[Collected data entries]

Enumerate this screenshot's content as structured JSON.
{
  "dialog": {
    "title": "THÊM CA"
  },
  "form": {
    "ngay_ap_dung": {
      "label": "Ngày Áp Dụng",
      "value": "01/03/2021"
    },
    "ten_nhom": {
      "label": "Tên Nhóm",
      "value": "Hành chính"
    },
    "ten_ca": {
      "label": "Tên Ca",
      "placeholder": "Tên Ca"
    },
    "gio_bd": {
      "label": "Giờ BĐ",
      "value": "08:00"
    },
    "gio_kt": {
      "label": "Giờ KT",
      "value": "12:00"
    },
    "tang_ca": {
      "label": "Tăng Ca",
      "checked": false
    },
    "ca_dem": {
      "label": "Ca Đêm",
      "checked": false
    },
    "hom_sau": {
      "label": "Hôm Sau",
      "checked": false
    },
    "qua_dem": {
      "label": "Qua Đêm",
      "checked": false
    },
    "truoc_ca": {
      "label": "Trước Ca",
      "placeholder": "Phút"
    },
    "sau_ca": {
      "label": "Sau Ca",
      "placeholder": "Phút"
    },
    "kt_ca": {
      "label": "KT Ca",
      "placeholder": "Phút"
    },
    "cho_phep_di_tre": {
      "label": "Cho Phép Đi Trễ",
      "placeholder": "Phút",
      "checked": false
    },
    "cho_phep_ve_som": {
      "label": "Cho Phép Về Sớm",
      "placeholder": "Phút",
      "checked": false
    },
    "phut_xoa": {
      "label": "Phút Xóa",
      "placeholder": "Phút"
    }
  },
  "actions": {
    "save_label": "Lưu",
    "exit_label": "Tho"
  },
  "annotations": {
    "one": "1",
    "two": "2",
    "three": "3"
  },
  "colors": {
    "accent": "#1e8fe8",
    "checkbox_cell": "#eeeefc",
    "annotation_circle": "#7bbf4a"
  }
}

TASK DETAILS —
Write out every record, exactly as written.

EXERCISE RESPONSE —
Enumerate this screenshot's content as structured JSON.
{
  "dialog": {
    "title": "THÊM CA"
  },
  "form": {
    "ngay_ap_dung": {
      "label": "Ngày Áp Dụng",
      "value": "01/03/2021"
    },
    "ten_nhom": {
      "label": "Tên Nhóm",
      "value": "Hành chính"
    },
    "ten_ca": {
      "label": "Tên Ca",
      "placeholder": "Tên Ca"
    },
    "gio_bd": {
      "label": "Giờ BĐ",
      "value": "08:00"
    },
    "gio_kt": {
      "label": "Giờ KT",
      "value": "12:00"
    },
    "tang_ca": {
      "label": "Tăng Ca",
      "checked": false
    },
    "ca_dem": {
      "label": "Ca Đêm",
      "checked": false
    },
    "hom_sau": {
      "label": "Hôm Sau",
      "checked": false
    },
    "qua_dem": {
      "label": "Qua Đêm",
      "checked": false
    },
    "truoc_ca": {
      "label": "Trước Ca",
      "placeholder": "Phút"
    },
    "sau_ca": {
      "label": "Sau Ca",
      "placeholder": "Phút"
    },
    "kt_ca": {
      "label": "KT Ca",
      "placeholder": "Phút"
    },
    "cho_phep_di_tre": {
      "label": "Cho Phép Đi Trễ",
      "placeholder": "Phút",
      "checked": false
    },
    "cho_phep_ve_som": {
      "label": "Cho Phép Về Sớm",
      "placeholder": "Phút",
      "checked": false
    },
    "phut_xoa": {
      "label": "Phút Xóa",
      "placeholder": "Phút"
    }
  },
  "actions": {
    "save_label": "Lưu",
    "exit_label": "Tho"
  },
  "annotations": {
    "one": "1",
    "two": "2",
    "three": "3"
  },
  "colors": {
    "accent": "#1e8fe8",
    "checkbox_cell": "#eeeefc",
    "annotation_circle": "#7bbf4a"
  }
}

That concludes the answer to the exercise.